Would you quote every entry exactly, dropping only the pictures?

>> start Excerpted data

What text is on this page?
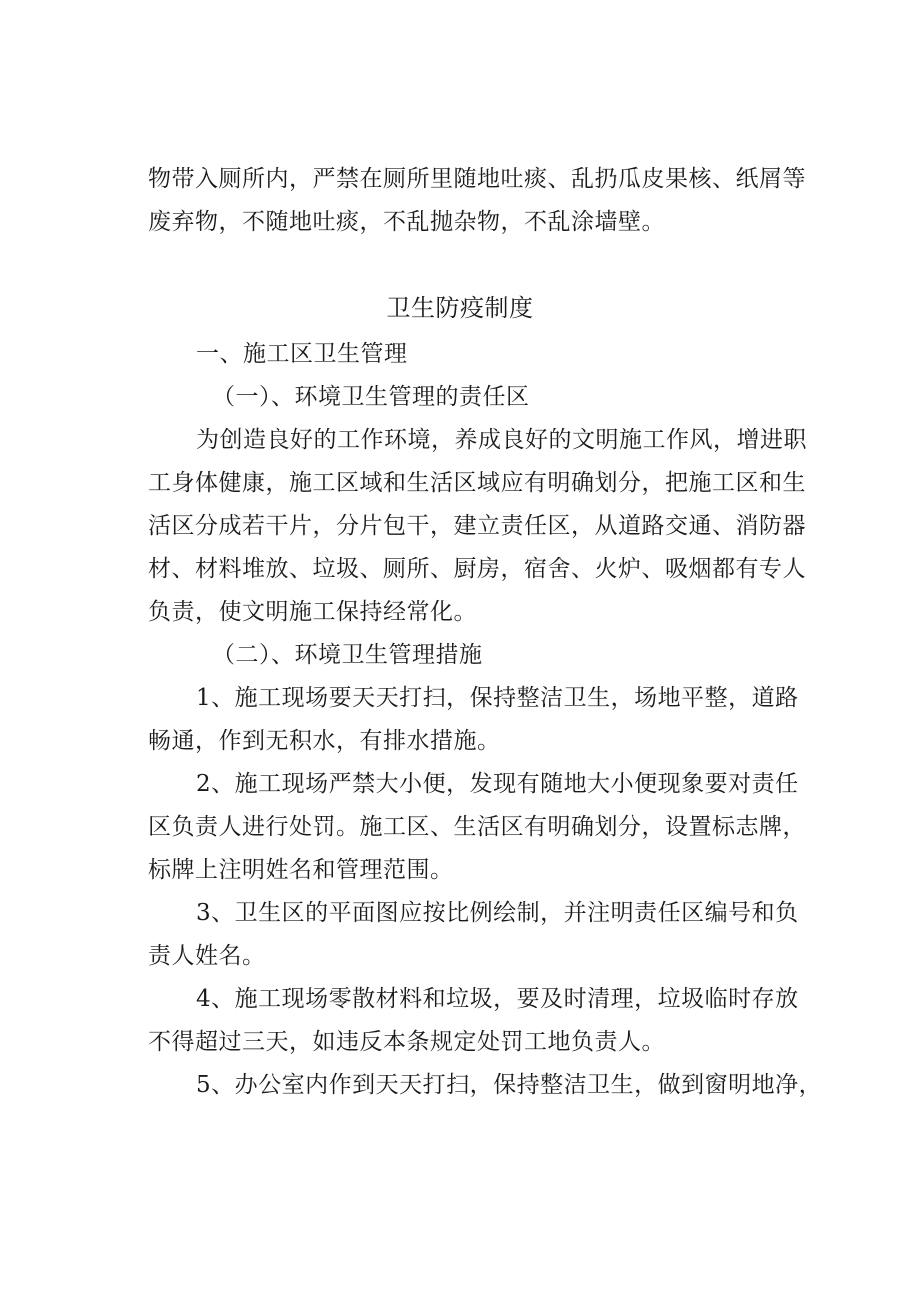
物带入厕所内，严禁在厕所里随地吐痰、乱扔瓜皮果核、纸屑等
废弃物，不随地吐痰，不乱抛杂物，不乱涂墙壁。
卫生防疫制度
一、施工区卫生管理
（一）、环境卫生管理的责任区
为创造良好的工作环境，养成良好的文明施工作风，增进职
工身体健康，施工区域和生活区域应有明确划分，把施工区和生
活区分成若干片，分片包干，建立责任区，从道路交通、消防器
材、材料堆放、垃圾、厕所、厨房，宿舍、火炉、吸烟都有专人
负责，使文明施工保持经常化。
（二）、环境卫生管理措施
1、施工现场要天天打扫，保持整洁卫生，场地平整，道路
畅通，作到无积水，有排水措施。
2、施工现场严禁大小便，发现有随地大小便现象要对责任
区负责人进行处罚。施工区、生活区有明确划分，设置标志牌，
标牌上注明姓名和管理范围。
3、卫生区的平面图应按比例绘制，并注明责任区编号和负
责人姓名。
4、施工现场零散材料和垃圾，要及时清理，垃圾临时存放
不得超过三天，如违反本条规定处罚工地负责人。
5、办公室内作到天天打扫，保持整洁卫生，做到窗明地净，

>> end Excerpted data

- Reply
What text is on this page?
物带入厕所内，严禁在厕所里随地吐痰、乱扔瓜皮果核、纸屑等
废弃物，不随地吐痰，不乱抛杂物，不乱涂墙壁。
卫生防疫制度
一、施工区卫生管理
（一）、环境卫生管理的责任区
为创造良好的工作环境，养成良好的文明施工作风，增进职
工身体健康，施工区域和生活区域应有明确划分，把施工区和生
活区分成若干片，分片包干，建立责任区，从道路交通、消防器
材、材料堆放、垃圾、厕所、厨房，宿舍、火炉、吸烟都有专人
负责，使文明施工保持经常化。
（二）、环境卫生管理措施
1、施工现场要天天打扫，保持整洁卫生，场地平整，道路
畅通，作到无积水，有排水措施。
2、施工现场严禁大小便，发现有随地大小便现象要对责任
区负责人进行处罚。施工区、生活区有明确划分，设置标志牌，
标牌上注明姓名和管理范围。
3、卫生区的平面图应按比例绘制，并注明责任区编号和负
责人姓名。
4、施工现场零散材料和垃圾，要及时清理，垃圾临时存放
不得超过三天，如违反本条规定处罚工地负责人。
5、办公室内作到天天打扫，保持整洁卫生，做到窗明地净，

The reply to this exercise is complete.